**TUS INSTRUCCIONES**
Prolonga el texto sobre la reforma educativa y los incentivos a partir de su última oración.

**TEXTO EXTRAÍDO**
La respuesta a todas estas preguntas está en una sola palabra: incentivos. Una verdadera reforma educativa no debe preocuparse de formar maestros, de cambiar el currículo, de cambiar la pedagogía, de proveer materiales y menos de adoctrinar políticamente. Una verdadera reforma educativa debe proveer la estructura institucional (las reglas del juego) que haga que los involucrados en la educación tengan los incentivos de hacer todo eso por sí mismos. Y digámoslo fuerte y claro: la única forma de generar esos incentivos en un país como el nuestro es privatizando la educación. Si el grueso de la educación sigue siendo provista por el Estado en compadrazgo con los magisterios trotskistas, nunca saldremos del pozo aun si nos pasamos este nuevo siglo aprobando más reformas.

En cualquier actividad, los incentivos los genera la competencia. Pero cuando el sistema esta cooptado por políticos y sindicatos la competencia es mantenida a raya. Pensemos primero en los maestros. Un maestro tendrá incentivos a estudiar, hacer postgrados, preparar mejor sus clases y actualizarse pedagógica y tecnológicamente, si sabe que su cargo en un colegio está constantemente amenazado por otros maestros que hacen lo mismo buscando su oportunidad. Los maestros del sector público en nuestro país no tienen ese incentivo en absoluto. Graduarse de la Normal les garantiza un trabajo de por vida. Es más, si no les suben el sueldo cada año o existe la amenaza de cerrar alguna escuela fiscal, ahí está el poderoso magisterio trotskista que incendiará el país hasta que el gobierno ceda a sus presiones.

**DATOS**

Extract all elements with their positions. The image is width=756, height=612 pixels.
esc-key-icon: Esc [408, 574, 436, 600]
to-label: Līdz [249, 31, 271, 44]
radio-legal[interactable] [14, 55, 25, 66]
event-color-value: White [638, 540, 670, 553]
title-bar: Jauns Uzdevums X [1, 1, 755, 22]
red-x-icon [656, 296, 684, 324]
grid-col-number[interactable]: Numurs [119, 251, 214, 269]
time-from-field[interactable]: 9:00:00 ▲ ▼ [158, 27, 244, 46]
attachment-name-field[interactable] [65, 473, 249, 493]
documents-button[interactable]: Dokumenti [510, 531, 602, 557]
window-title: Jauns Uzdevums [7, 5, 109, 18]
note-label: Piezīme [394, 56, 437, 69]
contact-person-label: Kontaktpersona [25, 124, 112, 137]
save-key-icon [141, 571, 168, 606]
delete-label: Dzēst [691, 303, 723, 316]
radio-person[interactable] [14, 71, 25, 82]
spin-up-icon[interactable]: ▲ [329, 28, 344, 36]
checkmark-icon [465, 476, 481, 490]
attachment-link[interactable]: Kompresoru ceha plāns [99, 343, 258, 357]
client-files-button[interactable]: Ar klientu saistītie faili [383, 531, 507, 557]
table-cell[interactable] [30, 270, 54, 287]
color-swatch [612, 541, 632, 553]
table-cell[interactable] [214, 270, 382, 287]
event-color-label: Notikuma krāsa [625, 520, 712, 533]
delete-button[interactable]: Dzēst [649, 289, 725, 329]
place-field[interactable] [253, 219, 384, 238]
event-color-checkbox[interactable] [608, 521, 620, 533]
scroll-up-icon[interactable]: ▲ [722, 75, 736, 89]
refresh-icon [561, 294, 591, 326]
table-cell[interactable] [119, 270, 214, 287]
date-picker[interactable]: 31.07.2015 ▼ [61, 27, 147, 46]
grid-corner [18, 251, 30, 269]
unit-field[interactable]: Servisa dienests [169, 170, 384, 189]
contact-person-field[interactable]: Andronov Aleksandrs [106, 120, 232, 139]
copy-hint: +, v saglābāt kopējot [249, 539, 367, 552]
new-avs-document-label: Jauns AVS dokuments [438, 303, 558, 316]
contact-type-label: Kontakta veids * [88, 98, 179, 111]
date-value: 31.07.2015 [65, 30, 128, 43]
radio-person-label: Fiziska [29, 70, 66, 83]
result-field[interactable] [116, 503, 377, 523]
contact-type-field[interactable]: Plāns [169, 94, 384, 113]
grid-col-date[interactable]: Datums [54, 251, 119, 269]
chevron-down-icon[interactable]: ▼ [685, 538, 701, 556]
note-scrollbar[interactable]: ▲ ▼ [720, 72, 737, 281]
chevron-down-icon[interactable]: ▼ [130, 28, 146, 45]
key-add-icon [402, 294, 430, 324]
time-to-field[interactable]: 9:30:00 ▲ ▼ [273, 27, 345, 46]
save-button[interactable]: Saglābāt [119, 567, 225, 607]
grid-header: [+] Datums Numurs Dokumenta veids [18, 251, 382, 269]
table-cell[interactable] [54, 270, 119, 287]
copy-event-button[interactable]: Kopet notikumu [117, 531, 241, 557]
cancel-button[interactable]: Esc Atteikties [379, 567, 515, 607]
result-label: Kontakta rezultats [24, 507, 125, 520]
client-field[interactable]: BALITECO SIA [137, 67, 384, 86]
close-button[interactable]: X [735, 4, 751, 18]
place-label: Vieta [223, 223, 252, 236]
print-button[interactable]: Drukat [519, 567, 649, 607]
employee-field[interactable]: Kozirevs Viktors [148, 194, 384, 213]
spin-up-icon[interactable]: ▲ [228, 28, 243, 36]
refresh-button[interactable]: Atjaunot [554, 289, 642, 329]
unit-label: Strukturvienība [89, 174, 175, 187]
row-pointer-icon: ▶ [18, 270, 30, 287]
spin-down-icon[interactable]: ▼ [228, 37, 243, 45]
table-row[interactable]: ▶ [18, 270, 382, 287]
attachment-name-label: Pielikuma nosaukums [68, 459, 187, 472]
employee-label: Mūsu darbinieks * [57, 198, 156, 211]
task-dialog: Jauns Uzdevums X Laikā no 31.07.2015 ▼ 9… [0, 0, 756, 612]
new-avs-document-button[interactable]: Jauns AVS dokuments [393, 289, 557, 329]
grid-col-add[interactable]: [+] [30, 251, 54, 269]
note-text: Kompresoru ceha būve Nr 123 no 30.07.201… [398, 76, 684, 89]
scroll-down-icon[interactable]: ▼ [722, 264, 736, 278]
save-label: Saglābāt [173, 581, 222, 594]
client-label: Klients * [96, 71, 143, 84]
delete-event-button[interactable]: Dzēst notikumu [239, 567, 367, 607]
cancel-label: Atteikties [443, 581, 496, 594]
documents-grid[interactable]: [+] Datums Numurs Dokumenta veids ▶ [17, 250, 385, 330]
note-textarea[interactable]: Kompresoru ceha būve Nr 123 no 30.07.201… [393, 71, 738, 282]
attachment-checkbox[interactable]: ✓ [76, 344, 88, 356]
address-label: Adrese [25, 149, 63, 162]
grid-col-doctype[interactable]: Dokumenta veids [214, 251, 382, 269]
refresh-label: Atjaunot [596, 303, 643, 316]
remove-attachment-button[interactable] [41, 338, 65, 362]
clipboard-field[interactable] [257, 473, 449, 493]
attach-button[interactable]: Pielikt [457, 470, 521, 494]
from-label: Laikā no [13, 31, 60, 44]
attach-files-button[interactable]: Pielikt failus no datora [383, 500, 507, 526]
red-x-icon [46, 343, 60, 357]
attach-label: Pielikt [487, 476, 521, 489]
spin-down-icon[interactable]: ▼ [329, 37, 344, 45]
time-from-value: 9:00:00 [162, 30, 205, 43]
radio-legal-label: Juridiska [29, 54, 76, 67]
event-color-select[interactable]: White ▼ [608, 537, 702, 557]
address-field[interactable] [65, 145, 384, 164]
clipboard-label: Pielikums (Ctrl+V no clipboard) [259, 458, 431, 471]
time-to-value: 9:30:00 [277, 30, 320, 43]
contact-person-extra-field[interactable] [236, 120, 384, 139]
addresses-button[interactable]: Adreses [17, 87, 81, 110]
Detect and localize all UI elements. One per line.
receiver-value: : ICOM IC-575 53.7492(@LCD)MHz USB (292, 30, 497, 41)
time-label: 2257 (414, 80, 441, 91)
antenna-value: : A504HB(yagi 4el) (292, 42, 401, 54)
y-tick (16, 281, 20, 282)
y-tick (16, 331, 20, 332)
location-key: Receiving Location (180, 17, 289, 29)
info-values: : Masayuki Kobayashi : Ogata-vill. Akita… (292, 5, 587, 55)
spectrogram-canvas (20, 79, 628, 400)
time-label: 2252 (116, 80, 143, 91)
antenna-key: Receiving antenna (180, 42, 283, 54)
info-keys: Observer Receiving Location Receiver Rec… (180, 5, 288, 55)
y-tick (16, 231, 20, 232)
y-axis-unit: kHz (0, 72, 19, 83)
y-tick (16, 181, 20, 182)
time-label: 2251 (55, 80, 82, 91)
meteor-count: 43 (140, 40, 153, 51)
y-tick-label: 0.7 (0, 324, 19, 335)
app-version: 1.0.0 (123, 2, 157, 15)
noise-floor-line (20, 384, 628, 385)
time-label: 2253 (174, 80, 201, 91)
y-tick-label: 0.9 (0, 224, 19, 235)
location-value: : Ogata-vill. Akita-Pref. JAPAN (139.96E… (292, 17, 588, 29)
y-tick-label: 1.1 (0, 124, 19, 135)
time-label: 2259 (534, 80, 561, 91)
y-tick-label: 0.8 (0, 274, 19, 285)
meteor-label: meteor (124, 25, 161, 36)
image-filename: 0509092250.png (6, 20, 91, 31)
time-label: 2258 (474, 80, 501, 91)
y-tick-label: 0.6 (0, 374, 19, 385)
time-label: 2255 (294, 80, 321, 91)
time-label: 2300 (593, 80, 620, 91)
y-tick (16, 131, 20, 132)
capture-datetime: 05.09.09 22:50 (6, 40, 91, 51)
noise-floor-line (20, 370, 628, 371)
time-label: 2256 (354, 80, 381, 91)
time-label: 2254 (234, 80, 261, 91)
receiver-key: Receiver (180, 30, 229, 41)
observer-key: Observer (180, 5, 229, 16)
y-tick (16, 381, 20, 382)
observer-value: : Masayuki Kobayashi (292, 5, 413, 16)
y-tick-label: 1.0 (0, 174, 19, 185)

**RESPUESTA A LA TAREA**
Pensemos ahora en los establecimientos educativos. Una escuela o colegio tendrá incentivos a mejorar la malla curricular, contratar mejores maestros y preocuparse de su infraestructura y pedagogía, si sus alumnos (que son sus clientes) tienen otras opciones en la competencia. En un mundo en el que los colegios compiten ferozmente entre ellos, la mejor campaña de marketing es publicar los resultados que sus alumnos logran en exámenes internacionales o las universidades a las que estos acceden. En un ambiente de competencia, la calidad y la reputación son la mejor propaganda. Pero esto no sucede ni sucederá nunca en el sector público. Las escuelas fiscales no están interesadas en competir por estudiantes porque su ingreso no depende de ellos sino del Estado. Debemos, por tanto, devolverle a las familias y a la iniciativa privada la responsabilidad de educar a nuestros hijos. Solo así los incentivos se alinearán con los resultados que todos queremos.

Una verdadera reforma educativa debe incrementar la competencia eliminando los impuestos y reduciendo las regulaciones a toda empresa que quiera poner una escuela. Estas deberían poder contratar libremente y tener amplia potestad definiendo mallas curriculares y la mejor manera de atraer estudiantes. En cuanto a la demanda, hay que dejar muy claro que privatizar la educación no significa en absoluto abandonar a las familias más pobres. El complemento natural de un sistema de educación privado es un sistema de vouchers o cheques educativos que el gobierno entregaría a las familias para que estas puedan pagar, total o parcialmente, el colegio que escojan para sus hijos. Los vouchers empoderan a las familias para que se conviertan en clientes con derecho a exigir calidad y moverse buscando la mejor opción. Así pasa en Suecia, Holanda, Francia, Alemania, Nueva Zelanda, muchos estados de EEUU, y muchos otros países con los mejores resultados PISA 2018. Y, por supuesto, en Chile, el país que lidera los resultados del ranking donde Bolivia es actualmente el número 13.